▸ **DATASET ENTRIES**
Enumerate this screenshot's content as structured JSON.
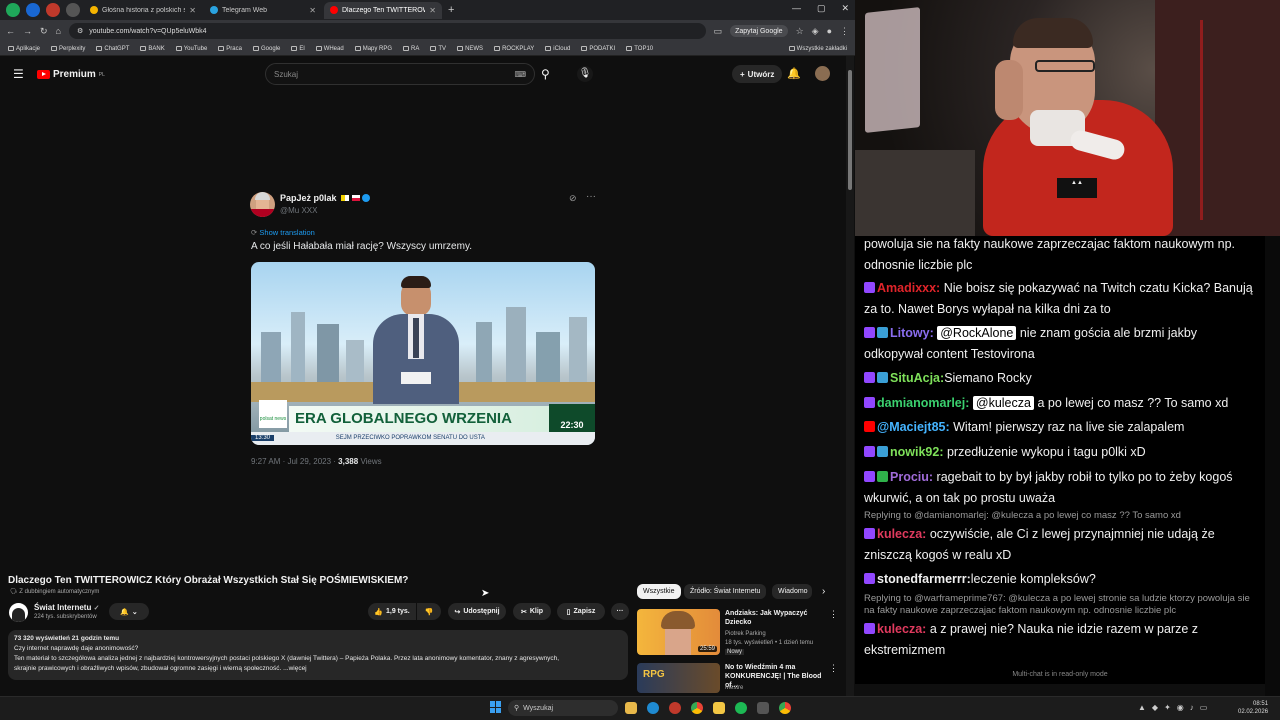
{
  "browser": {
    "tabs": [
      {
        "label": "Głośna historia z polskich socia",
        "color": "#f5b400"
      },
      {
        "label": "Telegram Web",
        "color": "#2aa3e0"
      },
      {
        "label": "Dlaczego Ten TWITTEROWICZ",
        "color": "#ff0000",
        "active": true
      }
    ],
    "url": "youtube.com/watch?v=QUp5eluWbk4",
    "ask_google": "Zapytaj Google",
    "bookmarks": [
      "Aplikacje",
      "Perplexity",
      "ChatGPT",
      "BANK",
      "YouTube",
      "Praca",
      "Google",
      "El",
      "WHead",
      "Mapy RPG",
      "RA",
      "TV",
      "NEWS",
      "ROCKPLAY",
      "iCloud",
      "PODATKI",
      "TOP10"
    ],
    "all_bookmarks": "Wszystkie zakładki"
  },
  "youtube": {
    "logo": "Premium",
    "logo_sup": "PL",
    "search_placeholder": "Szukaj",
    "create_label": "Utwórz",
    "tweet": {
      "name": "PapJeż p0lak",
      "handle": "@Mu                XXX",
      "show_translation": "Show translation",
      "text": "A co jeśli Hałabała miał rację? Wszyscy umrzemy.",
      "banner": "ERA GLOBALNEGO WRZENIA",
      "channel_logo": "polsat news",
      "clock": "13:30",
      "clock2": "22:30",
      "ticker": "SEJM PRZECIWKO POPRAWKOM SENATU DO USTA",
      "time": "9:27 AM · Jul 29, 2023 · ",
      "views_count": "3,388",
      "views_label": "Views"
    },
    "video": {
      "title": "Dlaczego Ten TWITTEROWICZ Który Obrażał Wszystkich Stał Się POŚMIEWISKIEM?",
      "dubbing": "Z dubbingiem automatycznym",
      "channel": "Świat Internetu",
      "subs": "224 tys. subskrybentów",
      "likes": "1,9 tys.",
      "share": "Udostępnij",
      "clip": "Klip",
      "save": "Zapisz",
      "views_line": "73 320 wyświetleń  21 godzin temu",
      "desc1": "Czy internet naprawdę daje anonimowość?",
      "desc2": "Ten materiał to szczegółowa analiza jednej z najbardziej kontrowersyjnych postaci polskiego X (dawniej Twittera) – Papieża Polaka. Przez lata anonimowy komentator, znany z agresywnych,",
      "desc3": "skrajnie prawicowych i obraźliwych wpisów, zbudował ogromne zasięgi i wierną społeczność. ...więcej"
    },
    "chips": [
      "Wszystkie",
      "Źródło: Świat Internetu",
      "Wiadomo"
    ],
    "related": [
      {
        "title": "Andziaks: Jak Wypaczyć Dziecko",
        "channel": "Piotrek Parking",
        "meta": "18 tys. wyświetleń • 1 dzień temu",
        "badge": "Nowy",
        "duration": "25:59"
      },
      {
        "title": "No to Wiedźmin 4 ma KONKURENCJĘ! | The Blood of...",
        "channel": "Mestre",
        "meta": "",
        "badge": "",
        "duration": ""
      }
    ]
  },
  "chat": {
    "messages": [
      {
        "user": "",
        "text": "powoluja sie na fakty naukowe zaprzeczajac faktom naukowym np. odnosnie liczbie plc",
        "color": "#f0f0f0"
      },
      {
        "user": "Amadixxx:",
        "text": "Nie boisz się pokazywać na Twitch czatu Kicka? Banują za to. Nawet Borys wyłapał na kilka dni za to",
        "color": "#e0242a"
      },
      {
        "user": "Litowy:",
        "mention": "@RockAlone",
        "text": "nie znam gościa ale brzmi jakby odkopywał content Testovirona",
        "color": "#8a6df0"
      },
      {
        "user": "SituAcja:",
        "text": "Siemano Rocky",
        "color": "#7ee05a"
      },
      {
        "user": "damianomarlej:",
        "mention": "@kulecza",
        "text": "a po lewej co masz ?? To samo xd",
        "color": "#3bd16f"
      },
      {
        "user": "@Maciejt85:",
        "text": "Witam! pierwszy raz na live sie zalapalem",
        "color": "#45b4ff"
      },
      {
        "user": "nowik92:",
        "text": "przedłużenie wykopu i tagu p0lki xD",
        "color": "#7ee05a"
      },
      {
        "user": "Prociu:",
        "text": "ragebait to by był jakby robił to tylko po to żeby kogoś wkurwić, a on tak po prostu uważa",
        "color": "#a06bd8"
      },
      {
        "reply": "Replying to @damianomarlej: @kulecza a po lewej co masz ?? To samo xd"
      },
      {
        "user": "kulecza:",
        "text": "oczywiście, ale Ci z lewej przynajmniej nie udają że zniszczą kogoś w realu xD",
        "color": "#e03a5e"
      },
      {
        "user": "stonedfarmerrr:",
        "text": "leczenie kompleksów?",
        "color": "#f0f0f0"
      },
      {
        "reply": "Replying to @warframeprime767: @kulecza a po lewej stronie sa ludzie ktorzy powoluja sie na fakty naukowe zaprzeczajac faktom naukowym np. odnosnie liczbie plc"
      },
      {
        "user": "kulecza:",
        "text": "a z prawej nie? Nauka nie idzie razem w parze z ekstremizmem",
        "color": "#e03a5e"
      }
    ],
    "footer": "Multi-chat is in read-only mode"
  },
  "taskbar": {
    "search": "Wyszukaj",
    "time": "08:51",
    "date": "02.02.2026"
  }
}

▸ **CHALLENGE**
Repeat the data in full and exactly. Omit pictures.

▸ **RESULT FOR THIS EXERCISE**
Enumerate this screenshot's content as structured JSON.
{
  "browser": {
    "tabs": [
      {
        "label": "Głośna historia z polskich socia",
        "color": "#f5b400"
      },
      {
        "label": "Telegram Web",
        "color": "#2aa3e0"
      },
      {
        "label": "Dlaczego Ten TWITTEROWICZ",
        "color": "#ff0000",
        "active": true
      }
    ],
    "url": "youtube.com/watch?v=QUp5eluWbk4",
    "ask_google": "Zapytaj Google",
    "bookmarks": [
      "Aplikacje",
      "Perplexity",
      "ChatGPT",
      "BANK",
      "YouTube",
      "Praca",
      "Google",
      "El",
      "WHead",
      "Mapy RPG",
      "RA",
      "TV",
      "NEWS",
      "ROCKPLAY",
      "iCloud",
      "PODATKI",
      "TOP10"
    ],
    "all_bookmarks": "Wszystkie zakładki"
  },
  "youtube": {
    "logo": "Premium",
    "logo_sup": "PL",
    "search_placeholder": "Szukaj",
    "create_label": "Utwórz",
    "tweet": {
      "name": "PapJeż p0lak",
      "handle": "@Mu                XXX",
      "show_translation": "Show translation",
      "text": "A co jeśli Hałabała miał rację? Wszyscy umrzemy.",
      "banner": "ERA GLOBALNEGO WRZENIA",
      "channel_logo": "polsat news",
      "clock": "13:30",
      "clock2": "22:30",
      "ticker": "SEJM PRZECIWKO POPRAWKOM SENATU DO USTA",
      "time": "9:27 AM · Jul 29, 2023 · ",
      "views_count": "3,388",
      "views_label": "Views"
    },
    "video": {
      "title": "Dlaczego Ten TWITTEROWICZ Który Obrażał Wszystkich Stał Się POŚMIEWISKIEM?",
      "dubbing": "Z dubbingiem automatycznym",
      "channel": "Świat Internetu",
      "subs": "224 tys. subskrybentów",
      "likes": "1,9 tys.",
      "share": "Udostępnij",
      "clip": "Klip",
      "save": "Zapisz",
      "views_line": "73 320 wyświetleń  21 godzin temu",
      "desc1": "Czy internet naprawdę daje anonimowość?",
      "desc2": "Ten materiał to szczegółowa analiza jednej z najbardziej kontrowersyjnych postaci polskiego X (dawniej Twittera) – Papieża Polaka. Przez lata anonimowy komentator, znany z agresywnych,",
      "desc3": "skrajnie prawicowych i obraźliwych wpisów, zbudował ogromne zasięgi i wierną społeczność. ...więcej"
    },
    "chips": [
      "Wszystkie",
      "Źródło: Świat Internetu",
      "Wiadomo"
    ],
    "related": [
      {
        "title": "Andziaks: Jak Wypaczyć Dziecko",
        "channel": "Piotrek Parking",
        "meta": "18 tys. wyświetleń • 1 dzień temu",
        "badge": "Nowy",
        "duration": "25:59"
      },
      {
        "title": "No to Wiedźmin 4 ma KONKURENCJĘ! | The Blood of...",
        "channel": "Mestre",
        "meta": "",
        "badge": "",
        "duration": ""
      }
    ]
  },
  "chat": {
    "messages": [
      {
        "user": "",
        "text": "powoluja sie na fakty naukowe zaprzeczajac faktom naukowym np. odnosnie liczbie plc",
        "color": "#f0f0f0"
      },
      {
        "user": "Amadixxx:",
        "text": "Nie boisz się pokazywać na Twitch czatu Kicka? Banują za to. Nawet Borys wyłapał na kilka dni za to",
        "color": "#e0242a"
      },
      {
        "user": "Litowy:",
        "mention": "@RockAlone",
        "text": "nie znam gościa ale brzmi jakby odkopywał content Testovirona",
        "color": "#8a6df0"
      },
      {
        "user": "SituAcja:",
        "text": "Siemano Rocky",
        "color": "#7ee05a"
      },
      {
        "user": "damianomarlej:",
        "mention": "@kulecza",
        "text": "a po lewej co masz ?? To samo xd",
        "color": "#3bd16f"
      },
      {
        "user": "@Maciejt85:",
        "text": "Witam! pierwszy raz na live sie zalapalem",
        "color": "#45b4ff"
      },
      {
        "user": "nowik92:",
        "text": "przedłużenie wykopu i tagu p0lki xD",
        "color": "#7ee05a"
      },
      {
        "user": "Prociu:",
        "text": "ragebait to by był jakby robił to tylko po to żeby kogoś wkurwić, a on tak po prostu uważa",
        "color": "#a06bd8"
      },
      {
        "reply": "Replying to @damianomarlej: @kulecza a po lewej co masz ?? To samo xd"
      },
      {
        "user": "kulecza:",
        "text": "oczywiście, ale Ci z lewej przynajmniej nie udają że zniszczą kogoś w realu xD",
        "color": "#e03a5e"
      },
      {
        "user": "stonedfarmerrr:",
        "text": "leczenie kompleksów?",
        "color": "#f0f0f0"
      },
      {
        "reply": "Replying to @warframeprime767: @kulecza a po lewej stronie sa ludzie ktorzy powoluja sie na fakty naukowe zaprzeczajac faktom naukowym np. odnosnie liczbie plc"
      },
      {
        "user": "kulecza:",
        "text": "a z prawej nie? Nauka nie idzie razem w parze z ekstremizmem",
        "color": "#e03a5e"
      }
    ],
    "footer": "Multi-chat is in read-only mode"
  },
  "taskbar": {
    "search": "Wyszukaj",
    "time": "08:51",
    "date": "02.02.2026"
  }
}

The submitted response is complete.